• Aim
Scan the material for the word "Gold", and copy each line where it shows up.

• Data items
================================
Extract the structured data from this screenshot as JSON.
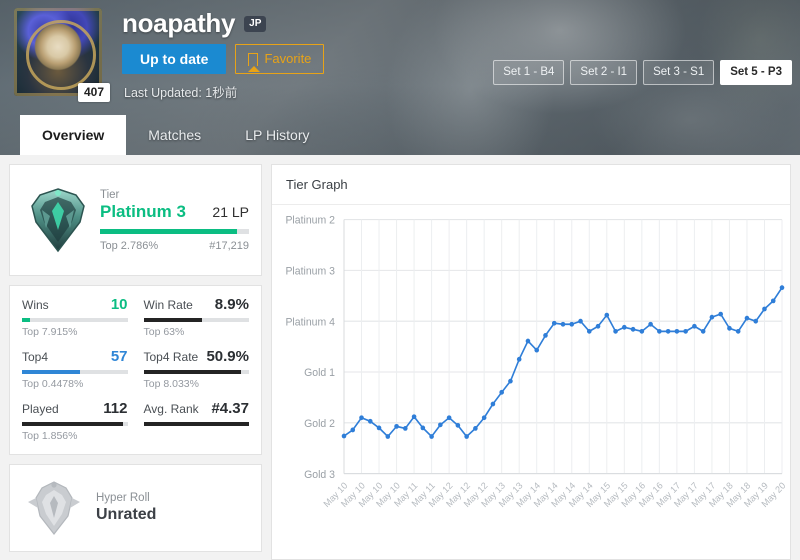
{
  "header": {
    "summoner_name": "noapathy",
    "region_tag": "JP",
    "avatar_level": "407",
    "update_button": "Up to date",
    "favorite_button": "Favorite",
    "last_updated": "Last Updated: 1秒前",
    "set_buttons": [
      {
        "label": "Set 1 - B4",
        "active": false
      },
      {
        "label": "Set 2 - I1",
        "active": false
      },
      {
        "label": "Set 3 - S1",
        "active": false
      },
      {
        "label": "Set 5 - P3",
        "active": true
      }
    ],
    "tabs": [
      {
        "label": "Overview",
        "active": true
      },
      {
        "label": "Matches",
        "active": false
      },
      {
        "label": "LP History",
        "active": false
      }
    ]
  },
  "tier_card": {
    "label": "Tier",
    "tier": "Platinum 3",
    "lp": "21 LP",
    "top_percent": "Top 2.786%",
    "rank": "#17,219",
    "progress": 92,
    "accent": "#0bbd82"
  },
  "stats": [
    {
      "name": "Wins",
      "value": "10",
      "sub": "Top 7.915%",
      "bar": 8,
      "color": "#0bbd82",
      "value_class": "green"
    },
    {
      "name": "Win Rate",
      "value": "8.9%",
      "sub": "Top 63%",
      "bar": 55,
      "color": "#242424",
      "value_class": ""
    },
    {
      "name": "Top4",
      "value": "57",
      "sub": "Top 0.4478%",
      "bar": 55,
      "color": "#2f86d6",
      "value_class": "blue"
    },
    {
      "name": "Top4 Rate",
      "value": "50.9%",
      "sub": "Top 8.033%",
      "bar": 92,
      "color": "#242424",
      "value_class": ""
    },
    {
      "name": "Played",
      "value": "112",
      "sub": "Top 1.856%",
      "bar": 96,
      "color": "#242424",
      "value_class": ""
    },
    {
      "name": "Avg. Rank",
      "value": "#4.37",
      "sub": "",
      "bar": 100,
      "color": "#242424",
      "value_class": ""
    }
  ],
  "hyper_roll": {
    "label": "Hyper Roll",
    "value": "Unrated"
  },
  "chart_data": {
    "type": "line",
    "title": "Tier Graph",
    "xlabel": "",
    "ylabel": "",
    "grid": true,
    "legend": "none",
    "series_color": "#2f7ed8",
    "ytick_labels": [
      "Platinum 2",
      "Platinum 3",
      "Platinum 4",
      "Gold 1",
      "Gold 2",
      "Gold 3"
    ],
    "ytick_values": [
      5,
      4,
      3,
      2,
      1,
      0
    ],
    "ylim": [
      0,
      5
    ],
    "x": [
      "May 10",
      "May 10",
      "May 10",
      "May 10",
      "May 11",
      "May 11",
      "May 12",
      "May 12",
      "May 12",
      "May 13",
      "May 13",
      "May 14",
      "May 14",
      "May 14",
      "May 14",
      "May 15",
      "May 15",
      "May 16",
      "May 16",
      "May 17",
      "May 17",
      "May 17",
      "May 18",
      "May 18",
      "May 19",
      "May 20"
    ],
    "categories": [
      "May 10",
      "May 10",
      "May 10",
      "May 10",
      "May 11",
      "May 11",
      "May 12",
      "May 12",
      "May 12",
      "May 13",
      "May 13",
      "May 14",
      "May 14",
      "May 14",
      "May 14",
      "May 15",
      "May 15",
      "May 16",
      "May 16",
      "May 17",
      "May 17",
      "May 17",
      "May 18",
      "May 18",
      "May 19",
      "May 20"
    ],
    "values": [
      0.74,
      0.86,
      1.1,
      1.03,
      0.9,
      0.73,
      0.93,
      0.89,
      1.12,
      0.9,
      0.73,
      0.96,
      1.1,
      0.95,
      0.73,
      0.89,
      1.1,
      1.37,
      1.6,
      1.82,
      2.25,
      2.61,
      2.43,
      2.72,
      2.96,
      2.94,
      2.94,
      3.0,
      2.8,
      2.9,
      3.12,
      2.8,
      2.88,
      2.84,
      2.8,
      2.94,
      2.8,
      2.8,
      2.8,
      2.8,
      2.9,
      2.8,
      3.08,
      3.14,
      2.86,
      2.8,
      3.06,
      3.0,
      3.24,
      3.4,
      3.66
    ],
    "values_full": [
      0.74,
      0.86,
      1.1,
      1.03,
      0.9,
      0.73,
      0.93,
      0.89,
      1.12,
      0.9,
      0.73,
      0.96,
      1.1,
      0.95,
      0.73,
      0.89,
      1.1,
      1.37,
      1.6,
      1.82,
      2.25,
      2.61,
      2.43,
      2.72,
      2.96,
      2.94,
      2.94,
      3.0,
      2.8,
      2.9,
      3.12,
      2.8,
      2.88,
      2.84,
      2.8,
      2.94,
      2.8,
      2.8,
      2.8,
      2.8,
      2.9,
      2.8,
      3.08,
      3.14,
      2.86,
      2.8,
      3.06,
      3.0,
      3.24,
      3.4,
      3.66
    ],
    "n_points": 51,
    "n_xticks": 26,
    "description": "Tier rating over time rising from Gold 2 to Platinum 3"
  }
}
================================
• Worked solution
      "Gold 1",
      "Gold 2",
      "Gold 3"
    "description": "Tier rating over time rising from Gold 2 to Platinum 3"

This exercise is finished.